## START DATA RECORDS
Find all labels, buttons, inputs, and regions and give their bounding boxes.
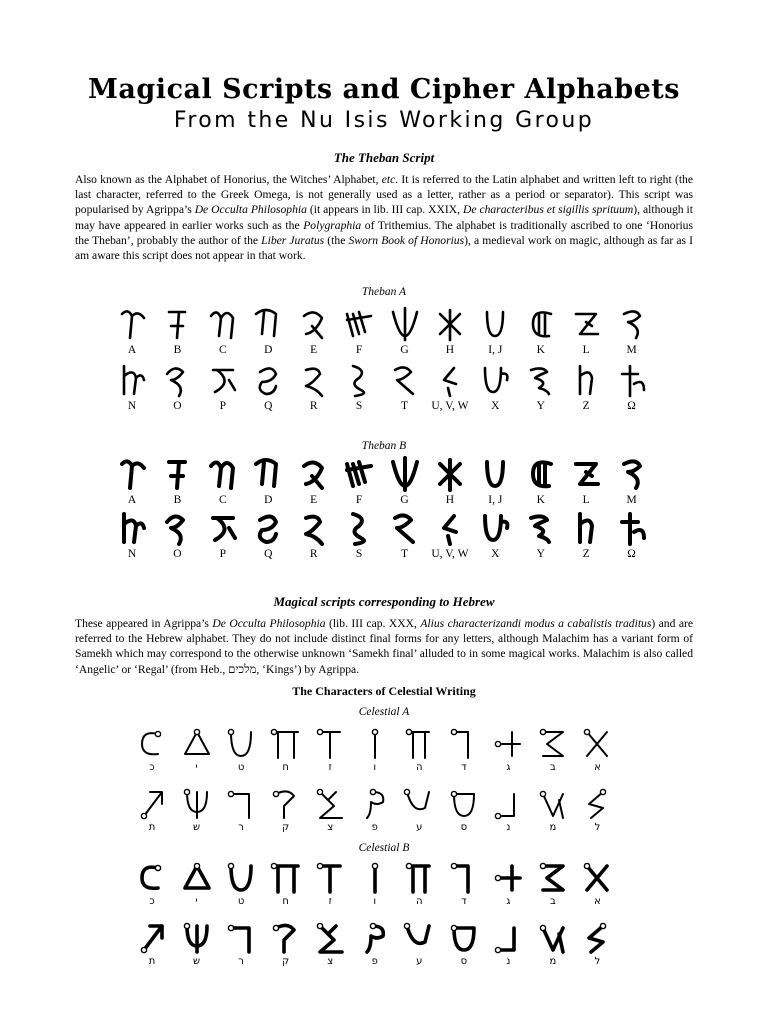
- script-letter: [531, 786, 575, 833]
- script-letter: [442, 726, 486, 773]
- letter-label: H: [445, 494, 455, 506]
- letter-label: T: [400, 548, 409, 560]
- script-glyph-icon: [616, 362, 648, 398]
- letter-label: ט: [237, 762, 245, 773]
- script-glyph-icon: [136, 920, 168, 956]
- script-glyph-icon: [448, 860, 480, 896]
- script-letter: [610, 362, 654, 412]
- script-glyph-icon: [434, 362, 466, 398]
- script-glyph-icon: [616, 456, 648, 492]
- script-letter: [337, 456, 381, 506]
- script-glyph-icon: [448, 920, 480, 956]
- letter-label: P: [219, 400, 227, 412]
- script-glyph-icon: [161, 362, 193, 398]
- script-letter: [201, 306, 245, 356]
- script-letter: [264, 726, 308, 773]
- script-glyph-icon: [403, 920, 435, 956]
- script-glyph-icon: [389, 362, 421, 398]
- script-glyph-icon: [479, 510, 511, 546]
- letter-label: T: [400, 400, 409, 412]
- script-glyph-icon: [492, 920, 524, 956]
- script-letter: [337, 510, 381, 560]
- script-letter: [575, 726, 619, 773]
- script-letter: [486, 726, 530, 773]
- script-letter: [155, 510, 199, 560]
- script-letter: [130, 920, 174, 967]
- letter-label: ו: [373, 762, 377, 773]
- letter-label: ז: [328, 896, 332, 907]
- script-glyph-icon: [479, 306, 511, 342]
- script-letter: [575, 920, 619, 967]
- celestial-b-caption: Celestial B: [358, 842, 410, 854]
- script-glyph-icon: [343, 510, 375, 546]
- script-letter: [155, 456, 199, 506]
- script-letter: [383, 510, 427, 560]
- script-letter: [175, 860, 219, 907]
- letter-label: נ: [506, 822, 511, 833]
- script-letter: [110, 456, 154, 506]
- script-letter: [473, 306, 517, 356]
- script-letter: [219, 726, 263, 773]
- script-glyph-icon: [434, 456, 466, 492]
- letter-label: ה: [415, 762, 423, 773]
- letter-label: צ: [327, 956, 334, 967]
- script-letter: [292, 362, 336, 412]
- script-letter: [486, 786, 530, 833]
- script-letter: [246, 362, 290, 412]
- letter-label: ל: [594, 956, 601, 967]
- script-glyph-icon: [161, 456, 193, 492]
- script-glyph-icon: [359, 860, 391, 896]
- script-glyph-icon: [136, 726, 168, 762]
- letter-label: U, V, W: [431, 400, 469, 412]
- script-letter: [531, 920, 575, 967]
- script-letter: [486, 860, 530, 907]
- script-glyph-icon: [116, 510, 148, 546]
- script-glyph-icon: [298, 362, 330, 398]
- script-glyph-icon: [403, 726, 435, 762]
- letter-label: צ: [327, 822, 334, 833]
- letter-label: Y: [536, 548, 545, 560]
- script-letter: [519, 306, 563, 356]
- script-letter: [473, 510, 517, 560]
- letter-label: מ: [549, 822, 557, 833]
- script-letter: [397, 786, 441, 833]
- letter-label: ר: [238, 822, 244, 833]
- letter-label: ח: [282, 896, 289, 907]
- script-glyph-icon: [492, 860, 524, 896]
- script-letter: [519, 456, 563, 506]
- script-letter: [564, 362, 608, 412]
- script-letter: [575, 786, 619, 833]
- letter-label: ז: [328, 762, 332, 773]
- script-glyph-icon: [270, 786, 302, 822]
- letter-label: ל: [594, 822, 601, 833]
- page-subtitle: From the Nu Isis Working Group: [173, 108, 595, 133]
- script-glyph-icon: [537, 860, 569, 896]
- script-glyph-icon: [207, 362, 239, 398]
- letter-label: A: [127, 494, 137, 506]
- script-letter: [175, 726, 219, 773]
- letter-label: Q: [264, 400, 273, 412]
- script-letter: [246, 456, 290, 506]
- script-glyph-icon: [616, 306, 648, 342]
- letter-label: ט: [237, 896, 245, 907]
- script-glyph-icon: [225, 860, 257, 896]
- script-glyph-icon: [136, 786, 168, 822]
- letter-label: M: [626, 344, 637, 356]
- letter-label: ג: [506, 896, 511, 907]
- letter-label: X: [491, 400, 500, 412]
- letter-label: Z: [582, 400, 590, 412]
- page-title: Magical Scripts and Cipher Alphabets: [88, 74, 680, 105]
- letter-label: E: [310, 494, 318, 506]
- script-letter: [442, 860, 486, 907]
- script-letter: [110, 510, 154, 560]
- script-glyph-icon: [434, 306, 466, 342]
- letter-label: H: [445, 344, 455, 356]
- script-letter: [428, 306, 472, 356]
- script-glyph-icon: [359, 920, 391, 956]
- script-letter: [292, 510, 336, 560]
- script-glyph-icon: [343, 362, 375, 398]
- script-letter: [383, 306, 427, 356]
- letter-label: P: [219, 548, 227, 560]
- script-glyph-icon: [479, 456, 511, 492]
- script-glyph-icon: [581, 786, 613, 822]
- script-letter: [442, 786, 486, 833]
- letter-label: ק: [282, 956, 290, 967]
- script-glyph-icon: [359, 786, 391, 822]
- script-letter: [519, 362, 563, 412]
- script-glyph-icon: [298, 510, 330, 546]
- script-glyph-icon: [252, 456, 284, 492]
- script-glyph-icon: [314, 726, 346, 762]
- script-letter: [155, 362, 199, 412]
- letter-label: R: [309, 548, 318, 560]
- letter-label: Z: [582, 548, 590, 560]
- script-glyph-icon: [270, 920, 302, 956]
- letter-label: Ω: [627, 548, 636, 560]
- theban-paragraph: Also known as the Alphabet of Honorius, the Witches’ Alphabet, etc. It is referred to the Latin alphabet and written left to right (the last character, referred to the Greek Omega, is not generally used as a letter, rather as a period or separator). This script was popularised by Agrippa’s De Occulta Philosophia (it appears in lib. III cap. XXIX, De characteribus et sigillis sprituum), although it may have appeared in earlier works such as the Polygraphia of Trithemius. The alphabet is traditionally ascribed to one ‘Honorius the Theban’, probably the author of the Liber Juratus (the Sworn Book of Honorius), a medieval work on magic, although as far as I am aware this script does not appear in that work.: [75, 173, 693, 263]
- script-glyph-icon: [161, 306, 193, 342]
- script-glyph-icon: [181, 920, 213, 956]
- script-letter: [201, 362, 245, 412]
- script-glyph-icon: [525, 456, 557, 492]
- script-letter: [353, 920, 397, 967]
- script-letter: [201, 456, 245, 506]
- script-glyph-icon: [252, 510, 284, 546]
- script-glyph-icon: [116, 362, 148, 398]
- script-letter: [564, 510, 608, 560]
- script-glyph-icon: [581, 920, 613, 956]
- script-glyph-icon: [270, 726, 302, 762]
- letter-label: כ: [149, 762, 155, 773]
- theban-b-caption: Theban B: [361, 440, 407, 452]
- letter-label: N: [127, 548, 137, 560]
- script-letter: [531, 860, 575, 907]
- script-letter: [292, 456, 336, 506]
- letter-label: ג: [506, 762, 511, 773]
- letter-label: פ: [371, 956, 378, 967]
- script-glyph-icon: [537, 786, 569, 822]
- letter-label: ו: [373, 896, 377, 907]
- script-glyph-icon: [181, 860, 213, 896]
- letter-label: S: [355, 548, 363, 560]
- script-glyph-icon: [225, 726, 257, 762]
- script-letter: [246, 306, 290, 356]
- script-letter: [564, 456, 608, 506]
- theban-heading: The Theban Script: [333, 150, 435, 165]
- script-glyph-icon: [581, 860, 613, 896]
- script-letter: [175, 786, 219, 833]
- letter-label: ע: [416, 822, 423, 833]
- script-letter: [219, 786, 263, 833]
- script-letter: [610, 456, 654, 506]
- script-glyph-icon: [537, 726, 569, 762]
- script-glyph-icon: [298, 306, 330, 342]
- script-glyph-icon: [207, 306, 239, 342]
- script-letter: [383, 362, 427, 412]
- script-glyph-icon: [525, 510, 557, 546]
- script-glyph-icon: [525, 362, 557, 398]
- letter-label: X: [491, 548, 500, 560]
- script-letter: [219, 860, 263, 907]
- letter-label: Ω: [627, 400, 636, 412]
- script-letter: [201, 510, 245, 560]
- script-glyph-icon: [492, 786, 524, 822]
- script-letter: [473, 456, 517, 506]
- script-letter: [397, 920, 441, 967]
- script-letter: [264, 786, 308, 833]
- hebrew-heading: Magical scripts corresponding to Hebrew: [273, 594, 495, 609]
- script-letter: [353, 860, 397, 907]
- letter-label: N: [127, 400, 137, 412]
- script-letter: [428, 456, 472, 506]
- script-letter: [442, 920, 486, 967]
- letter-label: ת: [148, 822, 156, 833]
- script-glyph-icon: [389, 306, 421, 342]
- letter-label: ס: [460, 956, 468, 967]
- letter-label: K: [536, 344, 545, 356]
- script-glyph-icon: [359, 726, 391, 762]
- script-glyph-icon: [492, 726, 524, 762]
- letter-label: A: [127, 344, 137, 356]
- letter-label: ה: [415, 896, 423, 907]
- script-letter: [486, 920, 530, 967]
- script-glyph-icon: [225, 786, 257, 822]
- script-letter: [155, 306, 199, 356]
- script-glyph-icon: [314, 786, 346, 822]
- letter-label: M: [626, 494, 637, 506]
- script-letter: [473, 362, 517, 412]
- letter-label: U, V, W: [431, 548, 469, 560]
- script-glyph-icon: [343, 306, 375, 342]
- letter-label: O: [173, 548, 182, 560]
- letter-label: F: [355, 494, 363, 506]
- letter-label: R: [309, 400, 318, 412]
- script-letter: [519, 510, 563, 560]
- script-glyph-icon: [570, 510, 602, 546]
- script-glyph-icon: [403, 786, 435, 822]
- script-glyph-icon: [570, 306, 602, 342]
- script-glyph-icon: [161, 510, 193, 546]
- script-glyph-icon: [136, 860, 168, 896]
- letter-label: ק: [282, 822, 290, 833]
- script-glyph-icon: [207, 456, 239, 492]
- script-glyph-icon: [116, 306, 148, 342]
- script-letter: [246, 510, 290, 560]
- hebrew-paragraph: These appeared in Agrippa’s De Occulta Philosophia (lib. III cap. XXX, Alius characterizandi modus a cabalistis traditus) and are referred to the Hebrew alphabet. They do not include distinct final forms for any letters, although Malachim has a variant form of Samekh which may correspond to the otherwise unknown ‘Samekh final’ alluded to in some magical works. Malachim is also called ‘Angelic’ or ‘Regal’ (from Heb., מלכים, ‘Kings’) by Agrippa.: [75, 617, 693, 676]
- letter-label: כ: [149, 896, 155, 907]
- script-glyph-icon: [389, 456, 421, 492]
- script-letter: [308, 860, 352, 907]
- script-letter: [397, 726, 441, 773]
- script-glyph-icon: [434, 510, 466, 546]
- script-glyph-icon: [448, 786, 480, 822]
- script-letter: [353, 726, 397, 773]
- celestial-heading: The Characters of Celestial Writing: [292, 684, 476, 698]
- script-letter: [428, 362, 472, 412]
- script-letter: [130, 726, 174, 773]
- letter-label: S: [355, 400, 363, 412]
- celestial-a-caption: Celestial A: [358, 706, 410, 718]
- script-glyph-icon: [314, 920, 346, 956]
- letter-label: ד: [461, 762, 467, 773]
- script-glyph-icon: [570, 362, 602, 398]
- letter-label: C: [218, 344, 227, 356]
- script-glyph-icon: [314, 860, 346, 896]
- letter-label: C: [218, 494, 227, 506]
- letter-label: Y: [536, 400, 545, 412]
- letter-label: I, J: [488, 344, 503, 356]
- script-letter: [610, 306, 654, 356]
- script-glyph-icon: [298, 456, 330, 492]
- script-letter: [308, 786, 352, 833]
- script-glyph-icon: [389, 510, 421, 546]
- script-letter: [337, 306, 381, 356]
- letter-label: נ: [506, 956, 511, 967]
- script-glyph-icon: [616, 510, 648, 546]
- letter-label: ס: [460, 822, 468, 833]
- letter-label: ש: [192, 822, 201, 833]
- letter-label: L: [582, 344, 590, 356]
- letter-label: י: [195, 762, 198, 773]
- letter-label: F: [355, 344, 363, 356]
- script-letter: [264, 860, 308, 907]
- letter-label: ד: [461, 896, 467, 907]
- letter-label: א: [594, 762, 601, 773]
- letter-label: K: [536, 494, 545, 506]
- script-glyph-icon: [570, 456, 602, 492]
- script-letter: [337, 362, 381, 412]
- letter-label: ע: [416, 956, 423, 967]
- script-letter: [175, 920, 219, 967]
- script-glyph-icon: [581, 726, 613, 762]
- letter-label: ר: [238, 956, 244, 967]
- script-letter: [353, 786, 397, 833]
- letter-label: Q: [264, 548, 273, 560]
- theban-a-caption: Theban A: [361, 286, 407, 298]
- letter-label: D: [264, 494, 273, 506]
- script-glyph-icon: [181, 726, 213, 762]
- script-letter: [383, 456, 427, 506]
- script-glyph-icon: [343, 456, 375, 492]
- script-glyph-icon: [116, 456, 148, 492]
- letter-label: ב: [550, 762, 556, 773]
- script-letter: [308, 726, 352, 773]
- letter-label: י: [195, 896, 198, 907]
- letter-label: O: [173, 400, 182, 412]
- script-glyph-icon: [537, 920, 569, 956]
- script-letter: [219, 920, 263, 967]
- letter-label: E: [310, 344, 318, 356]
- letter-label: פ: [371, 822, 378, 833]
- letter-label: L: [582, 494, 590, 506]
- script-glyph-icon: [479, 362, 511, 398]
- script-letter: [575, 860, 619, 907]
- script-letter: [264, 920, 308, 967]
- script-letter: [531, 726, 575, 773]
- script-glyph-icon: [225, 920, 257, 956]
- script-glyph-icon: [252, 306, 284, 342]
- script-letter: [130, 860, 174, 907]
- script-letter: [564, 306, 608, 356]
- script-glyph-icon: [448, 726, 480, 762]
- script-letter: [610, 510, 654, 560]
- letter-label: G: [400, 344, 409, 356]
- script-glyph-icon: [525, 306, 557, 342]
- script-glyph-icon: [207, 510, 239, 546]
- script-letter: [428, 510, 472, 560]
- letter-label: מ: [549, 956, 557, 967]
- script-glyph-icon: [403, 860, 435, 896]
- letter-label: ח: [282, 762, 289, 773]
- letter-label: D: [264, 344, 273, 356]
- letter-label: ת: [148, 956, 156, 967]
- letter-label: B: [173, 344, 182, 356]
- letter-label: I, J: [488, 494, 503, 506]
- script-letter: [397, 860, 441, 907]
- script-letter: [110, 362, 154, 412]
- letter-label: B: [173, 494, 182, 506]
- letter-label: ב: [550, 896, 556, 907]
- script-glyph-icon: [181, 786, 213, 822]
- script-letter: [110, 306, 154, 356]
- script-glyph-icon: [270, 860, 302, 896]
- letter-label: ש: [192, 956, 201, 967]
- letter-label: G: [400, 494, 409, 506]
- script-letter: [308, 920, 352, 967]
- script-letter: [292, 306, 336, 356]
- script-glyph-icon: [252, 362, 284, 398]
- letter-label: א: [594, 896, 601, 907]
- script-letter: [130, 786, 174, 833]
## END DATA RECORDS
### OBJECTIVE
Recast the records from the line containing "- script-letter: [531, 786, 575, 833]" through the line containing "- script-letter: [519, 306, 563, 356]" as a JSON list of strings, one string per line.

### SOLUTION FOR THIS TASK
[
  "- script-letter: [531, 786, 575, 833]",
  "- script-letter: [442, 726, 486, 773]",
  "- letter-label: H: [445, 494, 455, 506]",
  "- letter-label: T: [400, 548, 409, 560]",
  "- script-glyph-icon: [616, 362, 648, 398]",
  "- letter-label: ט: [237, 762, 245, 773]",
  "- script-glyph-icon: [136, 920, 168, 956]",
  "- script-glyph-icon: [448, 860, 480, 896]",
  "- script-letter: [610, 362, 654, 412]",
  "- script-glyph-icon: [434, 362, 466, 398]",
  "- script-glyph-icon: [616, 456, 648, 492]",
  "- script-letter: [337, 456, 381, 506]",
  "- script-glyph-icon: [448, 920, 480, 956]",
  "- letter-label: P: [219, 400, 227, 412]",
  "- script-glyph-icon: [161, 362, 193, 398]",
  "- script-letter: [201, 306, 245, 356]",
  "- script-letter: [264, 726, 308, 773]",
  "- script-glyph-icon: [403, 920, 435, 956]",
  "- script-glyph-icon: [389, 362, 421, 398]",
  "- script-glyph-icon: [479, 510, 511, 546]",
  "- letter-label: T: [400, 400, 409, 412]",
  "- script-glyph-icon: [492, 920, 524, 956]",
  "- script-letter: [337, 510, 381, 560]",
  "- script-letter: [575, 726, 619, 773]",
  "- script-letter: [486, 726, 530, 773]",
  "- script-letter: [155, 510, 199, 560]",
  "- script-letter: [130, 920, 174, 967]",
  "- letter-label: ו: [373, 762, 377, 773]",
  "- letter-label: ז: [328, 896, 332, 907]",
  "- script-glyph-icon: [479, 306, 511, 342]",
  "- script-letter: [575, 920, 619, 967]",
  "- celestial-b-caption: Celestial B: [358, 842, 410, 854]",
  "- script-glyph-icon: [343, 510, 375, 546]",
  "- script-letter: [155, 456, 199, 506]",
  "- script-letter: [383, 510, 427, 560]",
  "- script-letter: [175, 860, 219, 907]",
  "- letter-label: נ: [506, 822, 511, 833]",
  "- script-letter: [110, 456, 154, 506]",
  "- script-letter: [473, 306, 517, 356]",
  "- script-letter: [219, 726, 263, 773]",
  "- script-glyph-icon: [434, 456, 466, 492]",
  "- letter-label: ה: [415, 762, 423, 773]",
  "- letter-label: צ: [327, 956, 334, 967]",
  "- script-letter: [292, 362, 336, 412]",
  "- script-letter: [486, 786, 530, 833]",
  "- script-letter: [246, 362, 290, 412]",
  "- letter-label: ל: [594, 956, 601, 967]",
  "- script-glyph-icon: [161, 456, 193, 492]",
  "- script-glyph-icon: [359, 860, 391, 896]",
  "- script-glyph-icon: [136, 726, 168, 762]",
  "- letter-label: U, V, W: [431, 400, 469, 412]",
  "- script-letter: [531, 920, 575, 967]",
  "- script-letter: [486, 860, 530, 907]",
  "- script-glyph-icon: [116, 510, 148, 546]",
  "- script-glyph-icon: [298, 362, 330, 398]",
  "- script-glyph-icon: [403, 726, 435, 762]",
  "- letter-label: צ: [327, 822, 334, 833]",
  "- letter-label: Y: [536, 548, 545, 560]",
  "- script-letter: [519, 306, 563, 356]"
]